• Work required: What you return should match every record exactly, with the images removed.

-- start Data to use --

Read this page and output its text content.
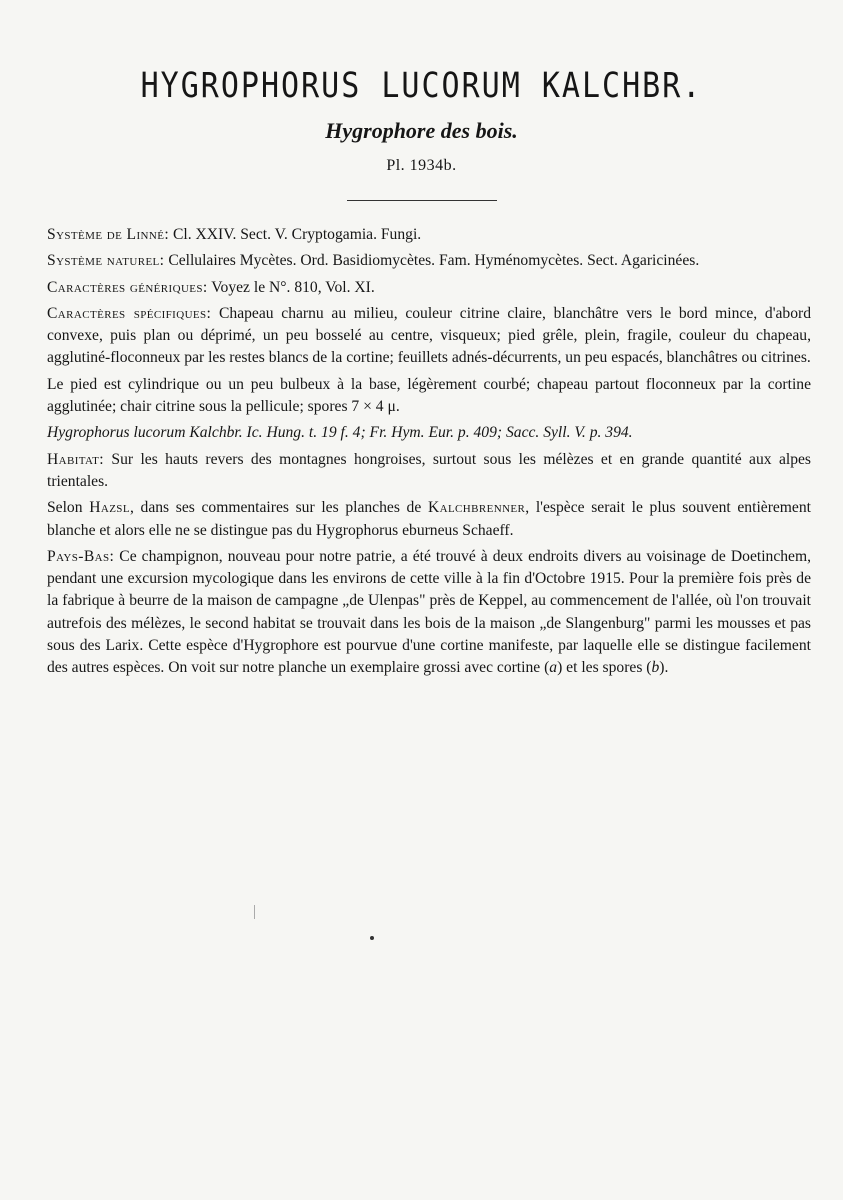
HYGROPHORUS LUCORUM KALCHBR.
Hygrophore des bois.
Pl. 1934b.

Système de Linné: Cl. XXIV. Sect. V. Cryptogamia. Fungi.

Système naturel: Cellulaires Mycètes. Ord. Basidiomycètes. Fam. Hyménomycètes. Sect. Agaricinées.

Caractères génériques: Voyez le N°. 810, Vol. XI.

Caractères spécifiques: Chapeau charnu au milieu, couleur citrine claire, blanchâtre vers le bord mince, d'abord convexe, puis plan ou déprimé, un peu bosselé au centre, visqueux; pied grêle, plein, fragile, couleur du chapeau, agglutiné-floconneux par les restes blancs de la cortine; feuillets adnés-décurrents, un peu espacés, blanchâtres ou citrines.

Le pied est cylindrique ou un peu bulbeux à la base, légèrement courbé; chapeau partout floconneux par la cortine agglutinée; chair citrine sous la pellicule; spores 7 × 4 μ.

Hygrophorus lucorum Kalchbr. Ic. Hung. t. 19 f. 4; Fr. Hym. Eur. p. 409; Sacc. Syll. V. p. 394.

Habitat: Sur les hauts revers des montagnes hongroises, surtout sous les mélèzes et en grande quantité aux alpes trientales.

Selon Hazsl, dans ses commentaires sur les planches de Kalchbrenner, l'espèce serait le plus souvent entièrement blanche et alors elle ne se distingue pas du Hygrophorus eburneus Schaeff.

Pays-Bas: Ce champignon, nouveau pour notre patrie, a été trouvé à deux endroits divers au voisinage de Doetinchem, pendant une excursion mycologique dans les environs de cette ville à la fin d'Octobre 1915. Pour la première fois près de la fabrique à beurre de la maison de campagne „de Ulenpas" près de Keppel, au commencement de l'allée, où l'on trouvait autrefois des mélèzes, le second habitat se trouvait dans les bois de la maison „de Slangenburg" parmi les mousses et pas sous des Larix. Cette espèce d'Hygrophore est pourvue d'une cortine manifeste, par laquelle elle se distingue facilement des autres espèces. On voit sur notre planche un exemplaire grossi avec cortine (a) et les spores (b).
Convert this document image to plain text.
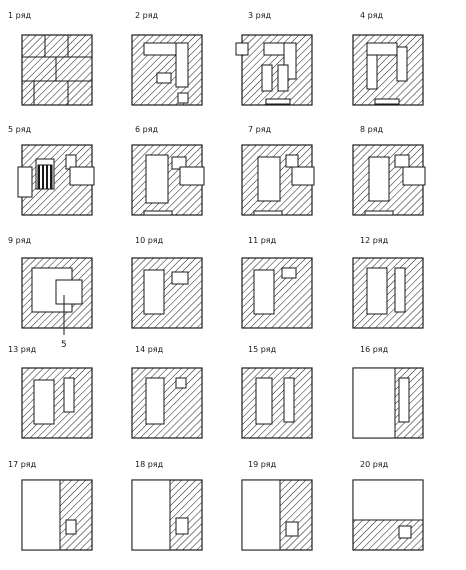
1 ряд	2 ряд	3 ряд	4 ряд
5 ряд	6 ряд	7 ряд	8 ряд
9 ряд	10 ряд	11 ряд	12 ряд
13 ряд	14 ряд	15 ряд	16 ряд
17 ряд	18 ряд	19 ряд	20 ряд
5
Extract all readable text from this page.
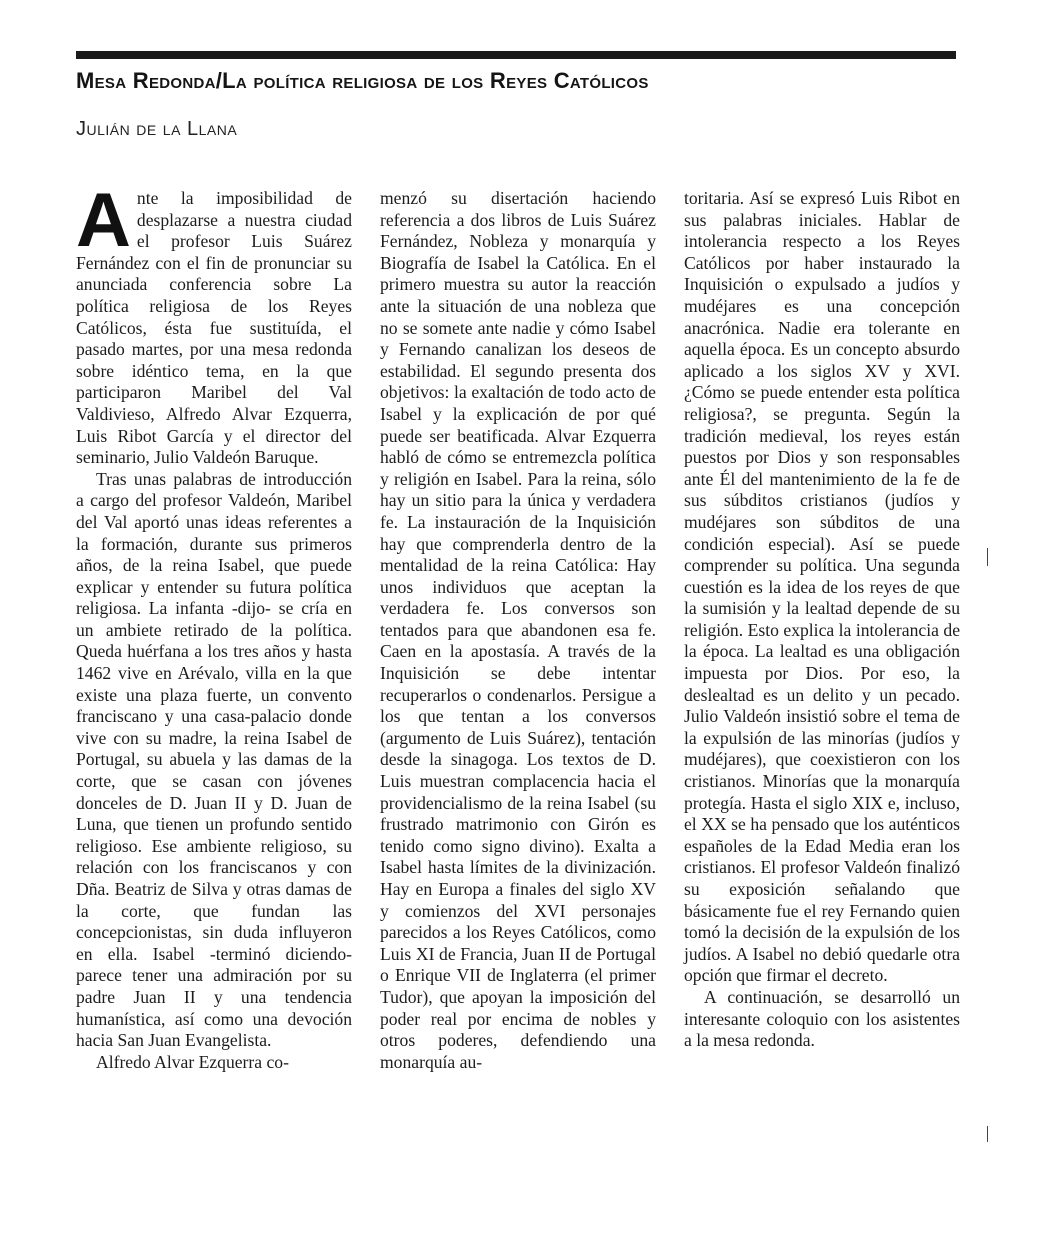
Mesa Redonda/La política religiosa de los Reyes Católicos
Julián de la Llana

Ante la imposibilidad de desplazarse a nuestra ciudad el profesor Luis Suárez Fernández con el fin de pronunciar su anunciada conferencia sobre La política religiosa de los Reyes Católicos, ésta fue sustituída, el pasado martes, por una mesa redonda sobre idéntico tema, en la que participaron Maribel del Val Valdivieso, Alfredo Alvar Ezquerra, Luis Ribot García y el director del seminario, Julio Valdeón Baruque.

Tras unas palabras de introducción a cargo del profesor Valdeón, Maribel del Val aportó unas ideas referentes a la formación, durante sus primeros años, de la reina Isabel, que puede explicar y entender su futura política religiosa. La infanta -dijo- se cría en un ambiete retirado de la política. Queda huérfana a los tres años y hasta 1462 vive en Arévalo, villa en la que existe una plaza fuerte, un convento franciscano y una casa-palacio donde vive con su madre, la reina Isabel de Portugal, su abuela y las damas de la corte, que se casan con jóvenes donceles de D. Juan II y D. Juan de Luna, que tienen un profundo sentido religioso. Ese ambiente religioso, su relación con los franciscanos y con Dña. Beatriz de Silva y otras damas de la corte, que fundan las concepcionistas, sin duda influyeron en ella. Isabel -terminó diciendo- parece tener una admiración por su padre Juan II y una tendencia humanística, así como una devoción hacia San Juan Evangelista.

Alfredo Alvar Ezquerra co-

menzó su disertación haciendo referencia a dos libros de Luis Suárez Fernández, Nobleza y monarquía y Biografía de Isabel la Católica. En el primero muestra su autor la reacción ante la situación de una nobleza que no se somete ante nadie y cómo Isabel y Fernando canalizan los deseos de estabilidad. El segundo presenta dos objetivos: la exaltación de todo acto de Isabel y la explicación de por qué puede ser beatificada. Alvar Ezquerra habló de cómo se entremezcla política y religión en Isabel. Para la reina, sólo hay un sitio para la única y verdadera fe. La instauración de la Inquisición hay que comprenderla dentro de la mentalidad de la reina Católica: Hay unos individuos que aceptan la verdadera fe. Los conversos son tentados para que abandonen esa fe. Caen en la apostasía. A través de la Inquisición se debe intentar recuperarlos o condenarlos. Persigue a los que tentan a los conversos (argumento de Luis Suárez), tentación desde la sinagoga. Los textos de D. Luis muestran complacencia hacia el providencialismo de la reina Isabel (su frustrado matrimonio con Girón es tenido como signo divino). Exalta a Isabel hasta límites de la divinización. Hay en Europa a finales del siglo XV y comienzos del XVI personajes parecidos a los Reyes Católicos, como Luis XI de Francia, Juan II de Portugal o Enrique VII de Inglaterra (el primer Tudor), que apoyan la imposición del poder real por encima de nobles y otros poderes, defendiendo una monarquía au-

toritaria. Así se expresó Luis Ribot en sus palabras iniciales. Hablar de intolerancia respecto a los Reyes Católicos por haber instaurado la Inquisición o expulsado a judíos y mudéjares es una concepción anacrónica. Nadie era tolerante en aquella época. Es un concepto absurdo aplicado a los siglos XV y XVI. ¿Cómo se puede entender esta política religiosa?, se pregunta. Según la tradición medieval, los reyes están puestos por Dios y son responsables ante Él del mantenimiento de la fe de sus súbditos cristianos (judíos y mudéjares son súbditos de una condición especial). Así se puede comprender su política. Una segunda cuestión es la idea de los reyes de que la sumisión y la lealtad depende de su religión. Esto explica la intolerancia de la época. La lealtad es una obligación impuesta por Dios. Por eso, la deslealtad es un delito y un pecado. Julio Valdeón insistió sobre el tema de la expulsión de las minorías (judíos y mudéjares), que coexistieron con los cristianos. Minorías que la monarquía protegía. Hasta el siglo XIX e, incluso, el XX se ha pensado que los auténticos españoles de la Edad Media eran los cristianos. El profesor Valdeón finalizó su exposición señalando que básicamente fue el rey Fernando quien tomó la decisión de la expulsión de los judíos. A Isabel no debió quedarle otra opción que firmar el decreto.

A continuación, se desarrolló un interesante coloquio con los asistentes a la mesa redonda.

-- end Data to use --

• Written answer:
Read this page and output its text content.
HYGROPHORUS LUCORUM KALCHBR.
Hygrophore des bois.
Pl. 1934b.

Système de Linné: Cl. XXIV. Sect. V. Cryptogamia. Fungi.

Système naturel: Cellulaires Mycètes. Ord. Basidiomycètes. Fam. Hyménomycètes. Sect. Agaricinées.

Caractères génériques: Voyez le N°. 810, Vol. XI.

Caractères spécifiques: Chapeau charnu au milieu, couleur citrine claire, blanchâtre vers le bord mince, d'abord convexe, puis plan ou déprimé, un peu bosselé au centre, visqueux; pied grêle, plein, fragile, couleur du chapeau, agglutiné-floconneux par les restes blancs de la cortine; feuillets adnés-décurrents, un peu espacés, blanchâtres ou citrines.

Le pied est cylindrique ou un peu bulbeux à la base, légèrement courbé; chapeau partout floconneux par la cortine agglutinée; chair citrine sous la pellicule; spores 7 × 4 μ.

Hygrophorus lucorum Kalchbr. Ic. Hung. t. 19 f. 4; Fr. Hym. Eur. p. 409; Sacc. Syll. V. p. 394.

Habitat: Sur les hauts revers des montagnes hongroises, surtout sous les mélèzes et en grande quantité aux alpes trientales.

Selon Hazsl, dans ses commentaires sur les planches de Kalchbrenner, l'espèce serait le plus souvent entièrement blanche et alors elle ne se distingue pas du Hygrophorus eburneus Schaeff.

Pays-Bas: Ce champignon, nouveau pour notre patrie, a été trouvé à deux endroits divers au voisinage de Doetinchem, pendant une excursion mycologique dans les environs de cette ville à la fin d'Octobre 1915. Pour la première fois près de la fabrique à beurre de la maison de campagne „de Ulenpas" près de Keppel, au commencement de l'allée, où l'on trouvait autrefois des mélèzes, le second habitat se trouvait dans les bois de la maison „de Slangenburg" parmi les mousses et pas sous des Larix. Cette espèce d'Hygrophore est pourvue d'une cortine manifeste, par laquelle elle se distingue facilement des autres espèces. On voit sur notre planche un exemplaire grossi avec cortine (a) et les spores (b).
Convert this document image to plain text.
1 ряд	2 ряд	3 ряд	4 ряд
5 ряд	6 ряд	7 ряд	8 ряд
9 ряд	10 ряд	11 ряд	12 ряд
13 ряд	14 ряд	15 ряд	16 ряд
17 ряд	18 ряд	19 ряд	20 ряд
5
Extract all readable text from this page.
Mesa Redonda/La política religiosa de los Reyes Católicos
Julián de la Llana

Ante la imposibilidad de desplazarse a nuestra ciudad el profesor Luis Suárez Fernández con el fin de pronunciar su anunciada conferencia sobre La política religiosa de los Reyes Católicos, ésta fue sustituída, el pasado martes, por una mesa redonda sobre idéntico tema, en la que participaron Maribel del Val Valdivieso, Alfredo Alvar Ezquerra, Luis Ribot García y el director del seminario, Julio Valdeón Baruque.

Tras unas palabras de introducción a cargo del profesor Valdeón, Maribel del Val aportó unas ideas referentes a la formación, durante sus primeros años, de la reina Isabel, que puede explicar y entender su futura política religiosa. La infanta -dijo- se cría en un ambiete retirado de la política. Queda huérfana a los tres años y hasta 1462 vive en Arévalo, villa en la que existe una plaza fuerte, un convento franciscano y una casa-palacio donde vive con su madre, la reina Isabel de Portugal, su abuela y las damas de la corte, que se casan con jóvenes donceles de D. Juan II y D. Juan de Luna, que tienen un profundo sentido religioso. Ese ambiente religioso, su relación con los franciscanos y con Dña. Beatriz de Silva y otras damas de la corte, que fundan las concepcionistas, sin duda influyeron en ella. Isabel -terminó diciendo- parece tener una admiración por su padre Juan II y una tendencia humanística, así como una devoción hacia San Juan Evangelista.

Alfredo Alvar Ezquerra co-

menzó su disertación haciendo referencia a dos libros de Luis Suárez Fernández, Nobleza y monarquía y Biografía de Isabel la Católica. En el primero muestra su autor la reacción ante la situación de una nobleza que no se somete ante nadie y cómo Isabel y Fernando canalizan los deseos de estabilidad. El segundo presenta dos objetivos: la exaltación de todo acto de Isabel y la explicación de por qué puede ser beatificada. Alvar Ezquerra habló de cómo se entremezcla política y religión en Isabel. Para la reina, sólo hay un sitio para la única y verdadera fe. La instauración de la Inquisición hay que comprenderla dentro de la mentalidad de la reina Católica: Hay unos individuos que aceptan la verdadera fe. Los conversos son tentados para que abandonen esa fe. Caen en la apostasía. A través de la Inquisición se debe intentar recuperarlos o condenarlos. Persigue a los que tentan a los conversos (argumento de Luis Suárez), tentación desde la sinagoga. Los textos de D. Luis muestran complacencia hacia el providencialismo de la reina Isabel (su frustrado matrimonio con Girón es tenido como signo divino). Exalta a Isabel hasta límites de la divinización. Hay en Europa a finales del siglo XV y comienzos del XVI personajes parecidos a los Reyes Católicos, como Luis XI de Francia, Juan II de Portugal o Enrique VII de Inglaterra (el primer Tudor), que apoyan la imposición del poder real por encima de nobles y otros poderes, defendiendo una monarquía au-

toritaria. Así se expresó Luis Ribot en sus palabras iniciales. Hablar de intolerancia respecto a los Reyes Católicos por haber instaurado la Inquisición o expulsado a judíos y mudéjares es una concepción anacrónica. Nadie era tolerante en aquella época. Es un concepto absurdo aplicado a los siglos XV y XVI. ¿Cómo se puede entender esta política religiosa?, se pregunta. Según la tradición medieval, los reyes están puestos por Dios y son responsables ante Él del mantenimiento de la fe de sus súbditos cristianos (judíos y mudéjares son súbditos de una condición especial). Así se puede comprender su política. Una segunda cuestión es la idea de los reyes de que la sumisión y la lealtad depende de su religión. Esto explica la intolerancia de la época. La lealtad es una obligación impuesta por Dios. Por eso, la deslealtad es un delito y un pecado. Julio Valdeón insistió sobre el tema de la expulsión de las minorías (judíos y mudéjares), que coexistieron con los cristianos. Minorías que la monarquía protegía. Hasta el siglo XIX e, incluso, el XX se ha pensado que los auténticos españoles de la Edad Media eran los cristianos. El profesor Valdeón finalizó su exposición señalando que básicamente fue el rey Fernando quien tomó la decisión de la expulsión de los judíos. A Isabel no debió quedarle otra opción que firmar el decreto.

A continuación, se desarrolló un interesante coloquio con los asistentes a la mesa redonda.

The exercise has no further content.